WHAT TO DO:
Filter the entries, keeping every line with the word "color".

EXCERPTED RECORDS:
━━━━━━━━━━━━━━━━━━━━━━━━━━━━━━
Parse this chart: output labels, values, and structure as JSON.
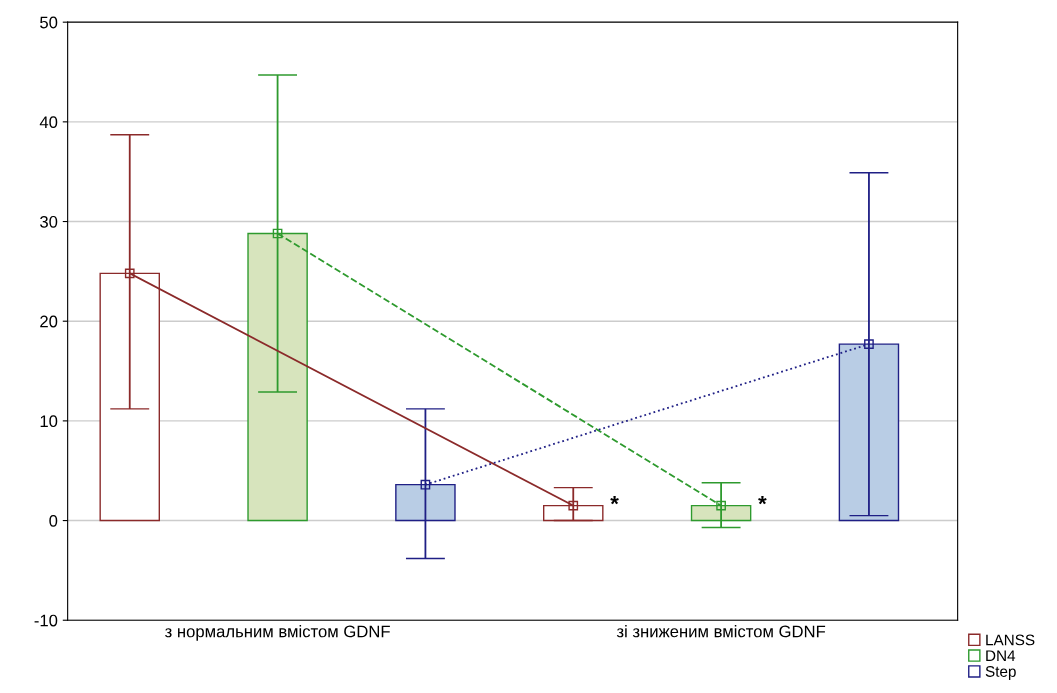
{
  "chart_data": {
    "type": "bar",
    "categories": [
      "з нормальним вмістом GDNF",
      "зі зниженим вмістом GDNF"
    ],
    "series": [
      {
        "color": "#ffffff",
        "values": [
          24.8,
          1.5
        ]
      },
      {
        "color": "#d7e4bd",
        "values": [
          28.8,
          1.5
        ]
      },
      {
        "color": "#b9cde5",
        "values": [
          3.6,
          17.7
        ]
      },
      {
        "type": "line",
        "name": "LANSS",
        "color": "#8b2a2a",
        "line_style": "solid",
        "values": [
          24.8,
          1.5
        ],
        "errors": [
          [
            11.2,
            38.7
          ],
          [
            0.0,
            3.3
          ]
        ],
        "value_labels": [
          null,
          "*"
        ]
      },
      {
        "type": "line",
        "name": "DN4",
        "color": "#2e9a2e",
        "line_style": "dashed",
        "values": [
          28.8,
          1.5
        ],
        "errors": [
          [
            12.9,
            44.7
          ],
          [
            -0.7,
            3.8
          ]
        ],
        "value_labels": [
          null,
          "*"
        ]
      },
      {
        "type": "line",
        "name": "Step",
        "color": "#1f1f85",
        "line_style": "dotted",
        "values": [
          3.6,
          17.7
        ],
        "errors": [
          [
            -3.8,
            11.2
          ],
          [
            0.5,
            34.9
          ]
        ]
      }
    ],
    "marker": "square",
    "ylim": [
      -10,
      50
    ],
    "yticks": [
      -10,
      0,
      10,
      20,
      30,
      40,
      50
    ],
    "grid": "y",
    "legend": "bottom right"
  }
}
━━━━━━━━━━━━━━━━━━━━━━━━━━━━━━
RESPONSE:
        "color": "#ffffff",
        "color": "#d7e4bd",
        "color": "#b9cde5",
        "color": "#8b2a2a",
        "color": "#2e9a2e",
        "color": "#1f1f85",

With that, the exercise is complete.